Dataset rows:
(begin)
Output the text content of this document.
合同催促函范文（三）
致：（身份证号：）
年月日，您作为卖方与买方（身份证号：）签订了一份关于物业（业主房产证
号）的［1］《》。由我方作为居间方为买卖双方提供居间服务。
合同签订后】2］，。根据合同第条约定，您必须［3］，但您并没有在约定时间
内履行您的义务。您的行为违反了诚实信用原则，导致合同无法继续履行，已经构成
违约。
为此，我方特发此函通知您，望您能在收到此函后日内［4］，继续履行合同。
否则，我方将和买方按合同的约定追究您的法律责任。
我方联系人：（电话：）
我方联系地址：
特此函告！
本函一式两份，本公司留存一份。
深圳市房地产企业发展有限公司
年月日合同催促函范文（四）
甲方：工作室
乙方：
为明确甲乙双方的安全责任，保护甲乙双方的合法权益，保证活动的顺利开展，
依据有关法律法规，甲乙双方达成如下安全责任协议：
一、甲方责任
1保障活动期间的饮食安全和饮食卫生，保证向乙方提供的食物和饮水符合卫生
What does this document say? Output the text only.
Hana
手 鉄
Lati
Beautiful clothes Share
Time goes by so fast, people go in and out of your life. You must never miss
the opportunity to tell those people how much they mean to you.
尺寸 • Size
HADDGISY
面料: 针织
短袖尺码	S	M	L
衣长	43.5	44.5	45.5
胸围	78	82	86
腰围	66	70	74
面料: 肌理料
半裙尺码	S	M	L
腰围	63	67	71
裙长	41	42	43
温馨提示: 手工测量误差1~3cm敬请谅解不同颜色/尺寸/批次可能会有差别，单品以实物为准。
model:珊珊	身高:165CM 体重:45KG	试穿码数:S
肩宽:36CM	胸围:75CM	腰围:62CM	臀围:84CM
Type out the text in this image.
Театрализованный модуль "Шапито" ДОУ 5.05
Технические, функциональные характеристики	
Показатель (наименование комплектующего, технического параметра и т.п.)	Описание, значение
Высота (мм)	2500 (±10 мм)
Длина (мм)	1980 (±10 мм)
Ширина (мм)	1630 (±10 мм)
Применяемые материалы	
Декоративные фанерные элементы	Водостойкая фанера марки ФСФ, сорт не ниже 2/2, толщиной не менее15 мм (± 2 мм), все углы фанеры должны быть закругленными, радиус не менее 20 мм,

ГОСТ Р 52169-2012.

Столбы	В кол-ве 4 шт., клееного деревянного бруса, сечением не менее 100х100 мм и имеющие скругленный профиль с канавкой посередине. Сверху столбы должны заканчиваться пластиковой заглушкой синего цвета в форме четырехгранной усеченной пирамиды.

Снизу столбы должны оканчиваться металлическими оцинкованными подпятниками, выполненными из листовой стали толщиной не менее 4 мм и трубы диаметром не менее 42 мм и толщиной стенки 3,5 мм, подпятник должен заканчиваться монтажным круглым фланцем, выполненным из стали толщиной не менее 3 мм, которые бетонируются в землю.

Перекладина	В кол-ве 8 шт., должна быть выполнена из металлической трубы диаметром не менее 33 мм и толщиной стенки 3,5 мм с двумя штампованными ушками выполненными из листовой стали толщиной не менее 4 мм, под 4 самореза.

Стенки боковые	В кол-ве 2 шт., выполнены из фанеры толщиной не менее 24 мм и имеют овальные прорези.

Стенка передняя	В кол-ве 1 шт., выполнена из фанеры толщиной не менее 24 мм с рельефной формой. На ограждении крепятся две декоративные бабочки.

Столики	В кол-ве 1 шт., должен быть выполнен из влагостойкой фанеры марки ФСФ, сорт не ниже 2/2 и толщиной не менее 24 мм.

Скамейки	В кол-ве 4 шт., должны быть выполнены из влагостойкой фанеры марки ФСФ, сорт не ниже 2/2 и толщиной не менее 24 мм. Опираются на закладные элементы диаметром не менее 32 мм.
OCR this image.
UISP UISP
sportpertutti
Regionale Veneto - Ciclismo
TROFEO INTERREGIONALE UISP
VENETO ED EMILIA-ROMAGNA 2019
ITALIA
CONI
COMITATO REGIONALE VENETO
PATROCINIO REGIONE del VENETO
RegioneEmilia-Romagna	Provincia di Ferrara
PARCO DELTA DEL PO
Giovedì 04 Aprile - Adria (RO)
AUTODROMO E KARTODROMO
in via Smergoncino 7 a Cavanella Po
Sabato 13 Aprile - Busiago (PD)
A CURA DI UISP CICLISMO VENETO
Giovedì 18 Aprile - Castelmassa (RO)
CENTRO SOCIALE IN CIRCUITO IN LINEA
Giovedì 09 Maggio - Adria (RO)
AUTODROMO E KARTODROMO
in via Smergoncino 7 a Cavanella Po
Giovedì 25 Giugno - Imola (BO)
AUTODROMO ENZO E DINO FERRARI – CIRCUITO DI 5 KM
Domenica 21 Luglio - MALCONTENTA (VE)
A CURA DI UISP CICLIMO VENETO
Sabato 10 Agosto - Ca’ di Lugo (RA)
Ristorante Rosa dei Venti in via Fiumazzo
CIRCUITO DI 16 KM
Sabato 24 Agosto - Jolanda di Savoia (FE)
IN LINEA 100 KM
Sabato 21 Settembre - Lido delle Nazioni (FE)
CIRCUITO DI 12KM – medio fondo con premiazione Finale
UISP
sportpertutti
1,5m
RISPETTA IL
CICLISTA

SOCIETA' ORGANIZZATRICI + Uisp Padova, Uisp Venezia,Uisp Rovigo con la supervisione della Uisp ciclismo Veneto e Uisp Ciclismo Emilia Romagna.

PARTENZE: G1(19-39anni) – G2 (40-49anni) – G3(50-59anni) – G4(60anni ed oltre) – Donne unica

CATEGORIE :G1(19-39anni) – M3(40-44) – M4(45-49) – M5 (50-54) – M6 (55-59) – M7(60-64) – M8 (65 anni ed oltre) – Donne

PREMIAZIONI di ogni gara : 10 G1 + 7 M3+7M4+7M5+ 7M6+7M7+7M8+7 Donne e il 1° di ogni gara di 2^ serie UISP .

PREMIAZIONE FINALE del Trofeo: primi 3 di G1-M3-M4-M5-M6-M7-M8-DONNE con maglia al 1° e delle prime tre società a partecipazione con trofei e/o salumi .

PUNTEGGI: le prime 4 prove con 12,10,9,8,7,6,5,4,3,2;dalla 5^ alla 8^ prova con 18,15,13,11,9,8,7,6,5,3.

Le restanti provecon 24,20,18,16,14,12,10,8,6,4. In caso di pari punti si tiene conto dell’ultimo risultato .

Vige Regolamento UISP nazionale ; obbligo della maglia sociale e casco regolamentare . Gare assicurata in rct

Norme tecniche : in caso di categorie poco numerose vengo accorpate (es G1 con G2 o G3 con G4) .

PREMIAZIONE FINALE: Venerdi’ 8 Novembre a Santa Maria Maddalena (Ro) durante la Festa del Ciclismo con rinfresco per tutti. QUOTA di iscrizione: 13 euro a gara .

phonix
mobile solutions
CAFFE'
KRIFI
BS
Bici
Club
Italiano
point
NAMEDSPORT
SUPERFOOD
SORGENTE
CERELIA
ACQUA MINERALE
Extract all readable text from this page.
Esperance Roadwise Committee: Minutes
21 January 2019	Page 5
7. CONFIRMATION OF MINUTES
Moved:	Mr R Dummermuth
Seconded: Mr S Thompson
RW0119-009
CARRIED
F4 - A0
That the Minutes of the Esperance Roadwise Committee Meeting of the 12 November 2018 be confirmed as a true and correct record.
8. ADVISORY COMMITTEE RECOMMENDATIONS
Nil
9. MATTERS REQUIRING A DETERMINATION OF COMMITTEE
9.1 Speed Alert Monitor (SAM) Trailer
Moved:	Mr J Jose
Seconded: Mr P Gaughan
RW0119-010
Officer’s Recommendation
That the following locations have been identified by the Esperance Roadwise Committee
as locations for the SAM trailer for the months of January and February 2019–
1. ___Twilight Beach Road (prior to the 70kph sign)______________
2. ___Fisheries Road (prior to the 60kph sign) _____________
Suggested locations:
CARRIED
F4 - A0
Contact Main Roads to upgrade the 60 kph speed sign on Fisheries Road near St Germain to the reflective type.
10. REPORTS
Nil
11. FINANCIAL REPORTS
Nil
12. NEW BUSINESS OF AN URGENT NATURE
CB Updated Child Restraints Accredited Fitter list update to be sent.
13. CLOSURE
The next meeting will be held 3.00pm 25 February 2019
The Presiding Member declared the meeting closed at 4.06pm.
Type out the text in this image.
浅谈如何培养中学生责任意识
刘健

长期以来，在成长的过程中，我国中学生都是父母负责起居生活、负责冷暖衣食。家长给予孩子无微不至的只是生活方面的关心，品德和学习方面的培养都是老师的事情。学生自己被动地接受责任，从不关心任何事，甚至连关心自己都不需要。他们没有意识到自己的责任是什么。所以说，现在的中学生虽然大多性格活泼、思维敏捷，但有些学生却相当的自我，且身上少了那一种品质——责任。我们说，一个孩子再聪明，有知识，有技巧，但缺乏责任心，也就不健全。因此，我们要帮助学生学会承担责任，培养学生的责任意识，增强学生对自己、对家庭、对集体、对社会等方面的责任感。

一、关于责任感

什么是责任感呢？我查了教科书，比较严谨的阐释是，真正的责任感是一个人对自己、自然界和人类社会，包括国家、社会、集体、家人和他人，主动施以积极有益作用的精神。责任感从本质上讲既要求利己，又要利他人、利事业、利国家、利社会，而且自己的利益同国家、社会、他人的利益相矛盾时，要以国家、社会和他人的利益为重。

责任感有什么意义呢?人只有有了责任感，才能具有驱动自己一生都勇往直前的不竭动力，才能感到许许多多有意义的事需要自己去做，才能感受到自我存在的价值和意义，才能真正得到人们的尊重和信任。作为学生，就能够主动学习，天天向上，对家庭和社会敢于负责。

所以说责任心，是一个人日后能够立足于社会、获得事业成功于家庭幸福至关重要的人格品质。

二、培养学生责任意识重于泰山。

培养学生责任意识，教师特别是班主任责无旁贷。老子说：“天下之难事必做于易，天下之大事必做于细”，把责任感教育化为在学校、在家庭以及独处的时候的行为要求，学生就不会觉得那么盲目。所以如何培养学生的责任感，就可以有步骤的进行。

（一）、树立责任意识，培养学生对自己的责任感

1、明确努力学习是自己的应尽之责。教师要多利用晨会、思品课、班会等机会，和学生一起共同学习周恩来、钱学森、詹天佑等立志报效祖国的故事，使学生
(end)
(What you need to do):
Check each line above for the word "text" and say how many have it, with nothing else.

(Exercise result):
5